- _Description of the task_
Identify each line below containing the string "fill" and copy it.

- _Given data_

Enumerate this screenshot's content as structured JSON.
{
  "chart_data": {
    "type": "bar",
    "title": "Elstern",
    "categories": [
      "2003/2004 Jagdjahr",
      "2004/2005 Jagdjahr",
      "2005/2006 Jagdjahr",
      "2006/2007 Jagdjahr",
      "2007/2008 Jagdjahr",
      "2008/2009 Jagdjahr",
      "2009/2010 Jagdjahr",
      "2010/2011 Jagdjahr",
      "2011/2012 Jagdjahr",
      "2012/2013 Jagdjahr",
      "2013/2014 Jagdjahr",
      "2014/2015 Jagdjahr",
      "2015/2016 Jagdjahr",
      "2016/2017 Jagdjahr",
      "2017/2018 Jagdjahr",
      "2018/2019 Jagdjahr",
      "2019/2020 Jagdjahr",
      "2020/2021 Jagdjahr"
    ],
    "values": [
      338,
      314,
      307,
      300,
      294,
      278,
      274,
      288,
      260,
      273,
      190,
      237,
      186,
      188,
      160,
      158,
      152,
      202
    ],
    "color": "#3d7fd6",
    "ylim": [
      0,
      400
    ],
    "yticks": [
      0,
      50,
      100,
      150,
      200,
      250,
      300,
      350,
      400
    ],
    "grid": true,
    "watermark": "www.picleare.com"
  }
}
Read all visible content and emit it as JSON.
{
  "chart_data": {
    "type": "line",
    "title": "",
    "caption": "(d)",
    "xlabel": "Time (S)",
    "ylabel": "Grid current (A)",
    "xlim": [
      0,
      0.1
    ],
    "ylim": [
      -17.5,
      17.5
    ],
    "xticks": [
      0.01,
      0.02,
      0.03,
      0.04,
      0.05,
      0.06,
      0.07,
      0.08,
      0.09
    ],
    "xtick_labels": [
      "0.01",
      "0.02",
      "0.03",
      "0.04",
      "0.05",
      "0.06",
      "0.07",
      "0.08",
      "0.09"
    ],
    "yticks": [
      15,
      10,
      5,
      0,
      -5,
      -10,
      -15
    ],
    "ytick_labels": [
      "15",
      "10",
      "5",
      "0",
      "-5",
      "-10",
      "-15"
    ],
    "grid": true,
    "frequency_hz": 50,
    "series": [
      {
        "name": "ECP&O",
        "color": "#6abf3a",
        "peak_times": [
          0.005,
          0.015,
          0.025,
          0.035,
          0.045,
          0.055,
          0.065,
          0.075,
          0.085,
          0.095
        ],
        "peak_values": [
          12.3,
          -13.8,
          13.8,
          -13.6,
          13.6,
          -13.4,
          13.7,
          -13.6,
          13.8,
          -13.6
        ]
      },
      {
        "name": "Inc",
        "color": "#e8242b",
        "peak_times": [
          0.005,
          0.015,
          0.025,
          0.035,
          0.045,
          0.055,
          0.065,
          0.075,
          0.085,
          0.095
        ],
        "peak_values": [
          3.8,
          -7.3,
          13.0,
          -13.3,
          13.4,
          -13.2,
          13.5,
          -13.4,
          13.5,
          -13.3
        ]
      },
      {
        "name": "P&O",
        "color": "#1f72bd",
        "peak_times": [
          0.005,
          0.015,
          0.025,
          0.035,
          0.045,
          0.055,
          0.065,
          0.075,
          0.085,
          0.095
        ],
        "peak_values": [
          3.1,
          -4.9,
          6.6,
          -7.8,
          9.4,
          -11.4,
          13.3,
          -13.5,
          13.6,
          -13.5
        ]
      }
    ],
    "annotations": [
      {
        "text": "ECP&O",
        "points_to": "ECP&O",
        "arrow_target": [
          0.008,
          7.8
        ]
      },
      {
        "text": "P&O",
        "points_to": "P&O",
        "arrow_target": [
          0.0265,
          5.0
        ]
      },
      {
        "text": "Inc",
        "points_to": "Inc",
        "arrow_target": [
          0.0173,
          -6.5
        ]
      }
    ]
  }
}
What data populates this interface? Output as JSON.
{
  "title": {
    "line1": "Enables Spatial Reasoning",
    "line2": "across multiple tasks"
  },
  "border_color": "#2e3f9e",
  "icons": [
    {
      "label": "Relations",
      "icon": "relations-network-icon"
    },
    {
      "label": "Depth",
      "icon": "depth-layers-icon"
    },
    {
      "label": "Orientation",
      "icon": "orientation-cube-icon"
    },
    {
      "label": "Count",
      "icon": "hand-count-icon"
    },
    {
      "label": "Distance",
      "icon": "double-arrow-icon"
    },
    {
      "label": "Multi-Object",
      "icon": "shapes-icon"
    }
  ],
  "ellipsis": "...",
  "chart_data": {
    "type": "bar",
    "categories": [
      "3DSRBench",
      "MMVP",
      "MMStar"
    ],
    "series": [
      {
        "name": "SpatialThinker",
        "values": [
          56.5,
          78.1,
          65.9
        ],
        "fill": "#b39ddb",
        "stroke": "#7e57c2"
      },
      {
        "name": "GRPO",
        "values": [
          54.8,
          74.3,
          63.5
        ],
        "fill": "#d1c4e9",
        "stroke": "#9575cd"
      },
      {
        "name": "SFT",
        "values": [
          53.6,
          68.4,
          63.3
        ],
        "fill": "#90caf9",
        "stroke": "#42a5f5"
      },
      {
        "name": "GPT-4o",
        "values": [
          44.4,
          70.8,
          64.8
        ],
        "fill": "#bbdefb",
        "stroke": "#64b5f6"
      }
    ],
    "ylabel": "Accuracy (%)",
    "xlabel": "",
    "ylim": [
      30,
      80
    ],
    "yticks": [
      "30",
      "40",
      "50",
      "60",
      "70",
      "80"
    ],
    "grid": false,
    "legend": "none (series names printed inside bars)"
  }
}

- _Solution below_
        "fill": "#b39ddb",
        "fill": "#d1c4e9",
        "fill": "#90caf9",
        "fill": "#bbdefb",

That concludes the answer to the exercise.